[BEGIN]
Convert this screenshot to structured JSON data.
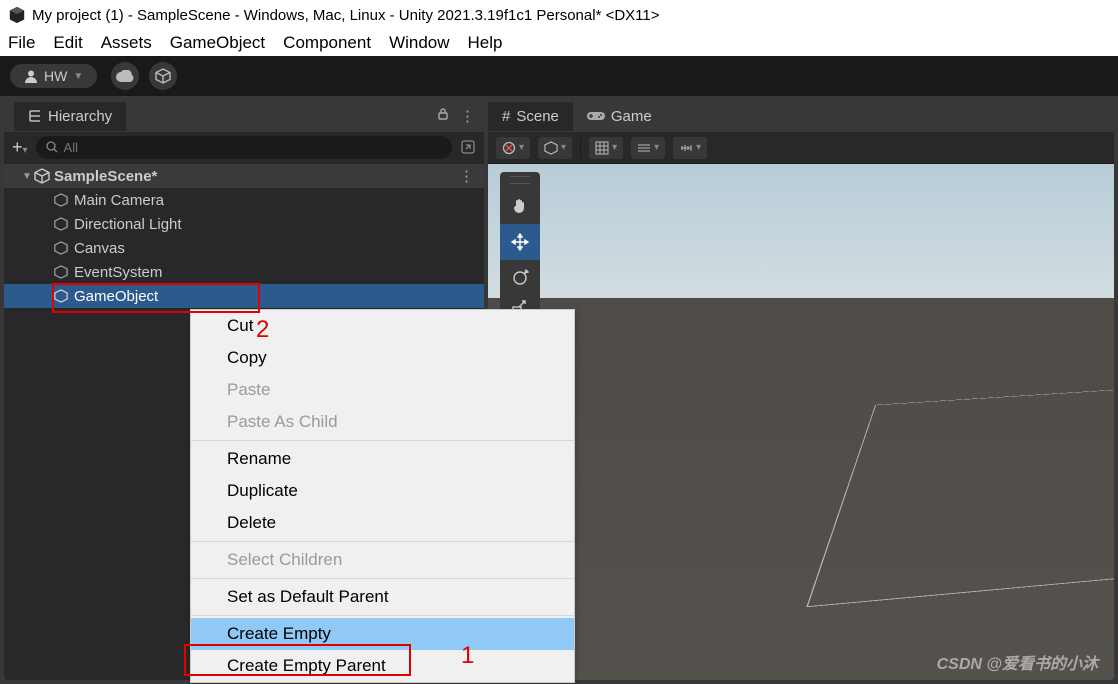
{
  "title": "My project (1) - SampleScene - Windows, Mac, Linux - Unity 2021.3.19f1c1 Personal* <DX11>",
  "menubar": [
    "File",
    "Edit",
    "Assets",
    "GameObject",
    "Component",
    "Window",
    "Help"
  ],
  "user_label": "HW",
  "hierarchy": {
    "title": "Hierarchy",
    "search": "All",
    "scene": "SampleScene*",
    "items": [
      "Main Camera",
      "Directional Light",
      "Canvas",
      "EventSystem",
      "GameObject"
    ]
  },
  "scene": {
    "tabs": [
      "Scene",
      "Game"
    ]
  },
  "context_menu": {
    "items": [
      {
        "label": "Cut",
        "kind": "item"
      },
      {
        "label": "Copy",
        "kind": "item"
      },
      {
        "label": "Paste",
        "kind": "disabled"
      },
      {
        "label": "Paste As Child",
        "kind": "disabled"
      },
      {
        "kind": "sep"
      },
      {
        "label": "Rename",
        "kind": "item"
      },
      {
        "label": "Duplicate",
        "kind": "item"
      },
      {
        "label": "Delete",
        "kind": "item"
      },
      {
        "kind": "sep"
      },
      {
        "label": "Select Children",
        "kind": "disabled"
      },
      {
        "kind": "sep"
      },
      {
        "label": "Set as Default Parent",
        "kind": "item"
      },
      {
        "kind": "sep"
      },
      {
        "label": "Create Empty",
        "kind": "hl"
      },
      {
        "label": "Create Empty Parent",
        "kind": "item"
      }
    ]
  },
  "annotations": {
    "num1": "1",
    "num2": "2"
  },
  "watermark": "CSDN @爱看书的小沐"
}
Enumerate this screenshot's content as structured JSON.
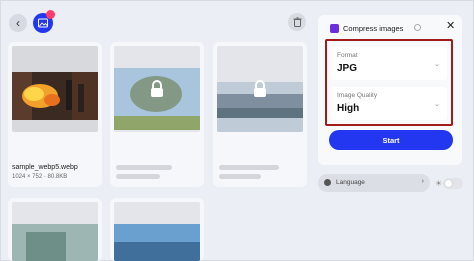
{
  "toolbar": {
    "back_icon": "chevron-left-icon",
    "gallery_icon": "image-icon",
    "gallery_badge": "",
    "trash_icon": "trash-icon"
  },
  "files": [
    {
      "name": "sample_webp5.webp",
      "meta": "1024 × 752 · 80.8KB",
      "locked": false
    },
    {
      "name": "",
      "meta": "",
      "locked": true
    },
    {
      "name": "",
      "meta": "",
      "locked": true
    },
    {
      "name": "",
      "meta": "",
      "locked": true
    },
    {
      "name": "",
      "meta": "",
      "locked": true
    }
  ],
  "panel": {
    "title": "Compress images",
    "format_label": "Format",
    "format_value": "JPG",
    "quality_label": "Image Quality",
    "quality_value": "High",
    "start_label": "Start"
  },
  "footer": {
    "language_label": "Language"
  },
  "colors": {
    "accent": "#2336f0",
    "highlight_border": "#a21b1b",
    "panel_icon": "#6a2ee0"
  }
}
[END]
▶ _Task goal_: Which lines contain the word "structured"? Copy each one.

▶ _Exercise response_:
Convert this screenshot to structured JSON data.
Enumerate this screenshot's content as structured JSON.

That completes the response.